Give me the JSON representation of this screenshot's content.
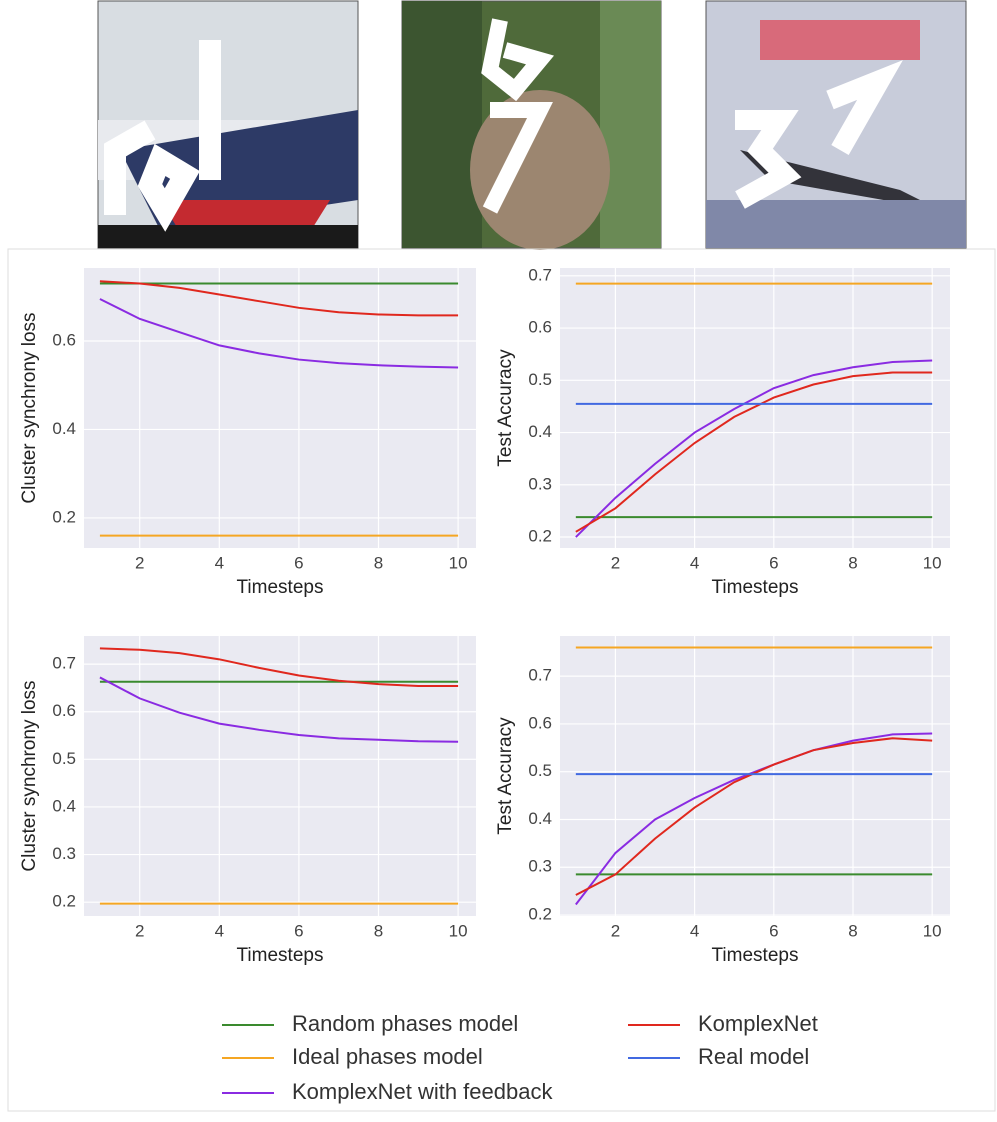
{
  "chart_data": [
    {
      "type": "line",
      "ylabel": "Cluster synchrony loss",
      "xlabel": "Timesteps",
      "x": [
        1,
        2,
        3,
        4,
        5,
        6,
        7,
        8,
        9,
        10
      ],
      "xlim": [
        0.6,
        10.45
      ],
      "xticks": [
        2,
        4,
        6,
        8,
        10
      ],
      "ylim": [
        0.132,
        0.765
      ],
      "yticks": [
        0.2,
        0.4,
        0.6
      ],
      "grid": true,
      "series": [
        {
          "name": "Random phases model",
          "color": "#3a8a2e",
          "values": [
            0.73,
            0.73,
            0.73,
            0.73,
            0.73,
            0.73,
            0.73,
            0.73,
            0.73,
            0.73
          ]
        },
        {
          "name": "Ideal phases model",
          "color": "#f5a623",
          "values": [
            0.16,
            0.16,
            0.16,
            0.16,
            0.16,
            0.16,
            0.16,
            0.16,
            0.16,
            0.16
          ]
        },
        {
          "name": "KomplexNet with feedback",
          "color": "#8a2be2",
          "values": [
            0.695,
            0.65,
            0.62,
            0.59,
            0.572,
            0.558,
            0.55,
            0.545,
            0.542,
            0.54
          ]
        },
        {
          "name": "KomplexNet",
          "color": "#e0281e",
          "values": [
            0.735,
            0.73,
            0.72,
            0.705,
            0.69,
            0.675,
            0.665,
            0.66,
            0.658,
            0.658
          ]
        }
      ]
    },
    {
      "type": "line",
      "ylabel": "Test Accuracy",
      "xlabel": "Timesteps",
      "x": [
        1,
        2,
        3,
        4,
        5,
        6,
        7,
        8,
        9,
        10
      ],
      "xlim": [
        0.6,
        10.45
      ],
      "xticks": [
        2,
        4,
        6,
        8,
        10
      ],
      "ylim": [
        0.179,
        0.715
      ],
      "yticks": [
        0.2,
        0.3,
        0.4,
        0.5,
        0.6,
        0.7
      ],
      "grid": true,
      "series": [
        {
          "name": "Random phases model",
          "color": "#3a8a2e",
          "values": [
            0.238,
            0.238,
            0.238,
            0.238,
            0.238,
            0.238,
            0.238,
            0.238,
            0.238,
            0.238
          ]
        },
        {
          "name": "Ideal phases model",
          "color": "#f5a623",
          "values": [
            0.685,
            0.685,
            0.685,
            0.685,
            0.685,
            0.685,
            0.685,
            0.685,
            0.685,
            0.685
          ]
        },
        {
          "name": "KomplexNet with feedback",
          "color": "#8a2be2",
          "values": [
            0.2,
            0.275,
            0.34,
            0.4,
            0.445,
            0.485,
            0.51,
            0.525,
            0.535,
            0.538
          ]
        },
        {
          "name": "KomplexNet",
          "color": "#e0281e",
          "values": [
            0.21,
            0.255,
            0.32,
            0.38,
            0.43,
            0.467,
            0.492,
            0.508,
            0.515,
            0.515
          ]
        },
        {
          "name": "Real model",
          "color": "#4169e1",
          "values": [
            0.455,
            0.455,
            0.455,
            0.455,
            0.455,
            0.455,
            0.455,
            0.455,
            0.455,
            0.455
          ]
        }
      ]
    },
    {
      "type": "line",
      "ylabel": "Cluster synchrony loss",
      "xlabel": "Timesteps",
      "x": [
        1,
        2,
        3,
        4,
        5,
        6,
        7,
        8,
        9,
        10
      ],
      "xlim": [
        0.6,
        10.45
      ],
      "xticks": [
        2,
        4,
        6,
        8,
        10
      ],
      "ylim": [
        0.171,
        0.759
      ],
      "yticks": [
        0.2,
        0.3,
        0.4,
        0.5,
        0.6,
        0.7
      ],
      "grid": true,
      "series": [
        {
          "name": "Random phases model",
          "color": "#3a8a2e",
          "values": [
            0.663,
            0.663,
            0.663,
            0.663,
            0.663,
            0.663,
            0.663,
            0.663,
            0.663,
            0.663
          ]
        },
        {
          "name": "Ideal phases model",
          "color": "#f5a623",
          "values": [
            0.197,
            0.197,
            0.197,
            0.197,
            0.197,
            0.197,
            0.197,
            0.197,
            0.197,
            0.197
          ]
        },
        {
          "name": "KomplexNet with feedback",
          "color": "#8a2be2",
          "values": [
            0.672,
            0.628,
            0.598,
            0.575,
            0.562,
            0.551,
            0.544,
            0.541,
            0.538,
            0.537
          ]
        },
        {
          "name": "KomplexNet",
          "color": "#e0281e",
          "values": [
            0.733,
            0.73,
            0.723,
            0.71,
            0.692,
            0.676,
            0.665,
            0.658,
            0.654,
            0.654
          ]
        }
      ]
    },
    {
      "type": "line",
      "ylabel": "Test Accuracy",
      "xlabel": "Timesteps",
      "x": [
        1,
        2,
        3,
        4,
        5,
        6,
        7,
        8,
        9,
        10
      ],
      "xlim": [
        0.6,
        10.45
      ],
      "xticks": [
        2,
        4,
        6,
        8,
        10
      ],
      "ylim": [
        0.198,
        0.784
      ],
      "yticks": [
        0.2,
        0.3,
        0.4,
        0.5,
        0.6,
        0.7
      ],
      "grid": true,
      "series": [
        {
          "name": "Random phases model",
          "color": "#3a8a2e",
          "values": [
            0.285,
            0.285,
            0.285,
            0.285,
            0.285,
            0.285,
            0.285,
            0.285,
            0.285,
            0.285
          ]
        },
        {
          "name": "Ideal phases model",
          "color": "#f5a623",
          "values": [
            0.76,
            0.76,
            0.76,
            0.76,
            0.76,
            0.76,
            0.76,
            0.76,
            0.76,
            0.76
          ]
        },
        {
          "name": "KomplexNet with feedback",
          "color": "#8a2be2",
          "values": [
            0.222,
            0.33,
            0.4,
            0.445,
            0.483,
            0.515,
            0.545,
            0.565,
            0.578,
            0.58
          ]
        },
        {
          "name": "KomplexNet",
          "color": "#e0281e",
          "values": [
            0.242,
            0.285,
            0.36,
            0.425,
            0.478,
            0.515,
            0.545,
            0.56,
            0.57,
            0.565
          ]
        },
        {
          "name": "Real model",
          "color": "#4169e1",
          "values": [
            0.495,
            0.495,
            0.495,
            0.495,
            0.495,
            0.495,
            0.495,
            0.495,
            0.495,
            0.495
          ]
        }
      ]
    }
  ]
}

- [WORK TO DO]:
Transcribe the records above exactly as they appear, leaving out any pictures.

- [FINISHED ANSWER]:
Give me the JSON representation of this screenshot's content.
{
  "chart_data": [
    {
      "type": "line",
      "ylabel": "Cluster synchrony loss",
      "xlabel": "Timesteps",
      "x": [
        1,
        2,
        3,
        4,
        5,
        6,
        7,
        8,
        9,
        10
      ],
      "xlim": [
        0.6,
        10.45
      ],
      "xticks": [
        2,
        4,
        6,
        8,
        10
      ],
      "ylim": [
        0.132,
        0.765
      ],
      "yticks": [
        0.2,
        0.4,
        0.6
      ],
      "grid": true,
      "series": [
        {
          "name": "Random phases model",
          "color": "#3a8a2e",
          "values": [
            0.73,
            0.73,
            0.73,
            0.73,
            0.73,
            0.73,
            0.73,
            0.73,
            0.73,
            0.73
          ]
        },
        {
          "name": "Ideal phases model",
          "color": "#f5a623",
          "values": [
            0.16,
            0.16,
            0.16,
            0.16,
            0.16,
            0.16,
            0.16,
            0.16,
            0.16,
            0.16
          ]
        },
        {
          "name": "KomplexNet with feedback",
          "color": "#8a2be2",
          "values": [
            0.695,
            0.65,
            0.62,
            0.59,
            0.572,
            0.558,
            0.55,
            0.545,
            0.542,
            0.54
          ]
        },
        {
          "name": "KomplexNet",
          "color": "#e0281e",
          "values": [
            0.735,
            0.73,
            0.72,
            0.705,
            0.69,
            0.675,
            0.665,
            0.66,
            0.658,
            0.658
          ]
        }
      ]
    },
    {
      "type": "line",
      "ylabel": "Test Accuracy",
      "xlabel": "Timesteps",
      "x": [
        1,
        2,
        3,
        4,
        5,
        6,
        7,
        8,
        9,
        10
      ],
      "xlim": [
        0.6,
        10.45
      ],
      "xticks": [
        2,
        4,
        6,
        8,
        10
      ],
      "ylim": [
        0.179,
        0.715
      ],
      "yticks": [
        0.2,
        0.3,
        0.4,
        0.5,
        0.6,
        0.7
      ],
      "grid": true,
      "series": [
        {
          "name": "Random phases model",
          "color": "#3a8a2e",
          "values": [
            0.238,
            0.238,
            0.238,
            0.238,
            0.238,
            0.238,
            0.238,
            0.238,
            0.238,
            0.238
          ]
        },
        {
          "name": "Ideal phases model",
          "color": "#f5a623",
          "values": [
            0.685,
            0.685,
            0.685,
            0.685,
            0.685,
            0.685,
            0.685,
            0.685,
            0.685,
            0.685
          ]
        },
        {
          "name": "KomplexNet with feedback",
          "color": "#8a2be2",
          "values": [
            0.2,
            0.275,
            0.34,
            0.4,
            0.445,
            0.485,
            0.51,
            0.525,
            0.535,
            0.538
          ]
        },
        {
          "name": "KomplexNet",
          "color": "#e0281e",
          "values": [
            0.21,
            0.255,
            0.32,
            0.38,
            0.43,
            0.467,
            0.492,
            0.508,
            0.515,
            0.515
          ]
        },
        {
          "name": "Real model",
          "color": "#4169e1",
          "values": [
            0.455,
            0.455,
            0.455,
            0.455,
            0.455,
            0.455,
            0.455,
            0.455,
            0.455,
            0.455
          ]
        }
      ]
    },
    {
      "type": "line",
      "ylabel": "Cluster synchrony loss",
      "xlabel": "Timesteps",
      "x": [
        1,
        2,
        3,
        4,
        5,
        6,
        7,
        8,
        9,
        10
      ],
      "xlim": [
        0.6,
        10.45
      ],
      "xticks": [
        2,
        4,
        6,
        8,
        10
      ],
      "ylim": [
        0.171,
        0.759
      ],
      "yticks": [
        0.2,
        0.3,
        0.4,
        0.5,
        0.6,
        0.7
      ],
      "grid": true,
      "series": [
        {
          "name": "Random phases model",
          "color": "#3a8a2e",
          "values": [
            0.663,
            0.663,
            0.663,
            0.663,
            0.663,
            0.663,
            0.663,
            0.663,
            0.663,
            0.663
          ]
        },
        {
          "name": "Ideal phases model",
          "color": "#f5a623",
          "values": [
            0.197,
            0.197,
            0.197,
            0.197,
            0.197,
            0.197,
            0.197,
            0.197,
            0.197,
            0.197
          ]
        },
        {
          "name": "KomplexNet with feedback",
          "color": "#8a2be2",
          "values": [
            0.672,
            0.628,
            0.598,
            0.575,
            0.562,
            0.551,
            0.544,
            0.541,
            0.538,
            0.537
          ]
        },
        {
          "name": "KomplexNet",
          "color": "#e0281e",
          "values": [
            0.733,
            0.73,
            0.723,
            0.71,
            0.692,
            0.676,
            0.665,
            0.658,
            0.654,
            0.654
          ]
        }
      ]
    },
    {
      "type": "line",
      "ylabel": "Test Accuracy",
      "xlabel": "Timesteps",
      "x": [
        1,
        2,
        3,
        4,
        5,
        6,
        7,
        8,
        9,
        10
      ],
      "xlim": [
        0.6,
        10.45
      ],
      "xticks": [
        2,
        4,
        6,
        8,
        10
      ],
      "ylim": [
        0.198,
        0.784
      ],
      "yticks": [
        0.2,
        0.3,
        0.4,
        0.5,
        0.6,
        0.7
      ],
      "grid": true,
      "series": [
        {
          "name": "Random phases model",
          "color": "#3a8a2e",
          "values": [
            0.285,
            0.285,
            0.285,
            0.285,
            0.285,
            0.285,
            0.285,
            0.285,
            0.285,
            0.285
          ]
        },
        {
          "name": "Ideal phases model",
          "color": "#f5a623",
          "values": [
            0.76,
            0.76,
            0.76,
            0.76,
            0.76,
            0.76,
            0.76,
            0.76,
            0.76,
            0.76
          ]
        },
        {
          "name": "KomplexNet with feedback",
          "color": "#8a2be2",
          "values": [
            0.222,
            0.33,
            0.4,
            0.445,
            0.483,
            0.515,
            0.545,
            0.565,
            0.578,
            0.58
          ]
        },
        {
          "name": "KomplexNet",
          "color": "#e0281e",
          "values": [
            0.242,
            0.285,
            0.36,
            0.425,
            0.478,
            0.515,
            0.545,
            0.56,
            0.57,
            0.565
          ]
        },
        {
          "name": "Real model",
          "color": "#4169e1",
          "values": [
            0.495,
            0.495,
            0.495,
            0.495,
            0.495,
            0.495,
            0.495,
            0.495,
            0.495,
            0.495
          ]
        }
      ]
    }
  ]
}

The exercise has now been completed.